> Problem: Write out all the lines again, precisely as they stand, but without the images.
--- begin ---
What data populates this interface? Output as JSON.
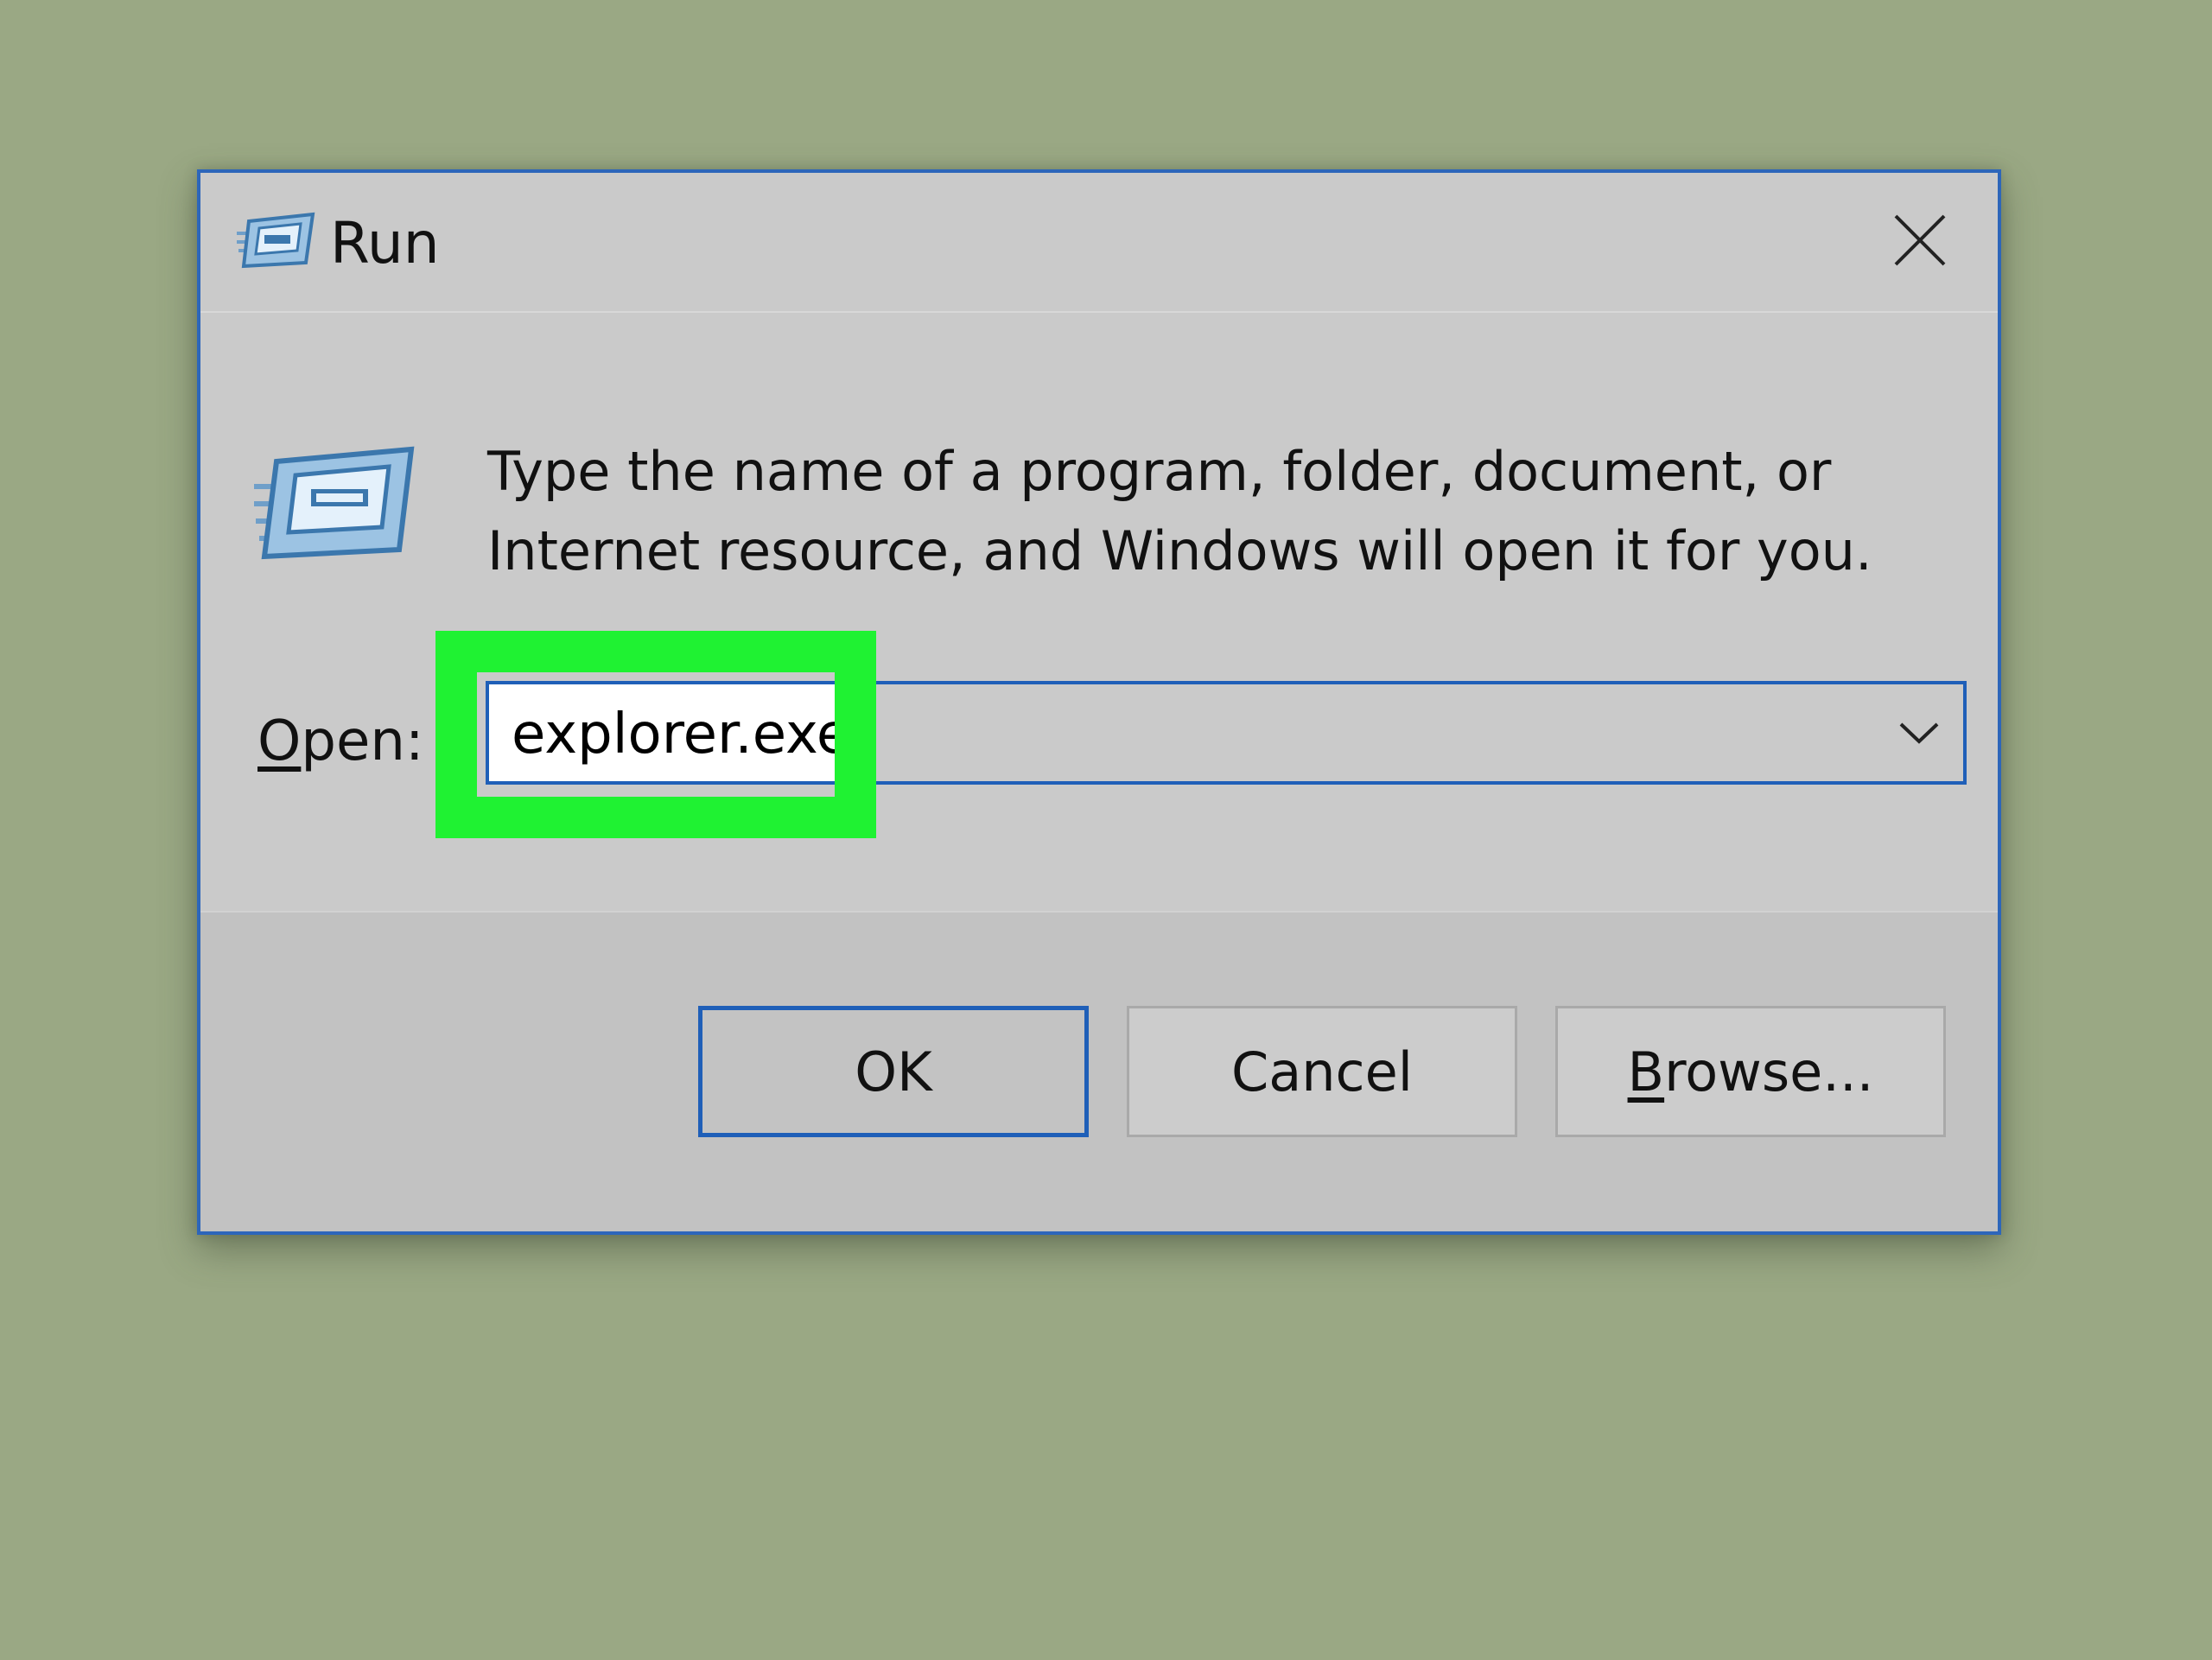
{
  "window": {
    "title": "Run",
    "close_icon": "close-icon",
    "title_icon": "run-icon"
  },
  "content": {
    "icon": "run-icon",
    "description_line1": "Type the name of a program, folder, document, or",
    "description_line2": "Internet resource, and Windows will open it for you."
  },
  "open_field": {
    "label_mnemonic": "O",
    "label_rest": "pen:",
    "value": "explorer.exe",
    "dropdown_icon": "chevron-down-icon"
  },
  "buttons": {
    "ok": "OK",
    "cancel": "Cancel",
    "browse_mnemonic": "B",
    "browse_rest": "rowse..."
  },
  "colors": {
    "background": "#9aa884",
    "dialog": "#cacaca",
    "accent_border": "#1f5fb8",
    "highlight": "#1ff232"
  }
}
--- end ---
> Written solution:
What data populates this interface? Output as JSON.
{
  "window": {
    "title": "Run",
    "close_icon": "close-icon",
    "title_icon": "run-icon"
  },
  "content": {
    "icon": "run-icon",
    "description_line1": "Type the name of a program, folder, document, or",
    "description_line2": "Internet resource, and Windows will open it for you."
  },
  "open_field": {
    "label_mnemonic": "O",
    "label_rest": "pen:",
    "value": "explorer.exe",
    "dropdown_icon": "chevron-down-icon"
  },
  "buttons": {
    "ok": "OK",
    "cancel": "Cancel",
    "browse_mnemonic": "B",
    "browse_rest": "rowse..."
  },
  "colors": {
    "background": "#9aa884",
    "dialog": "#cacaca",
    "accent_border": "#1f5fb8",
    "highlight": "#1ff232"
  }
}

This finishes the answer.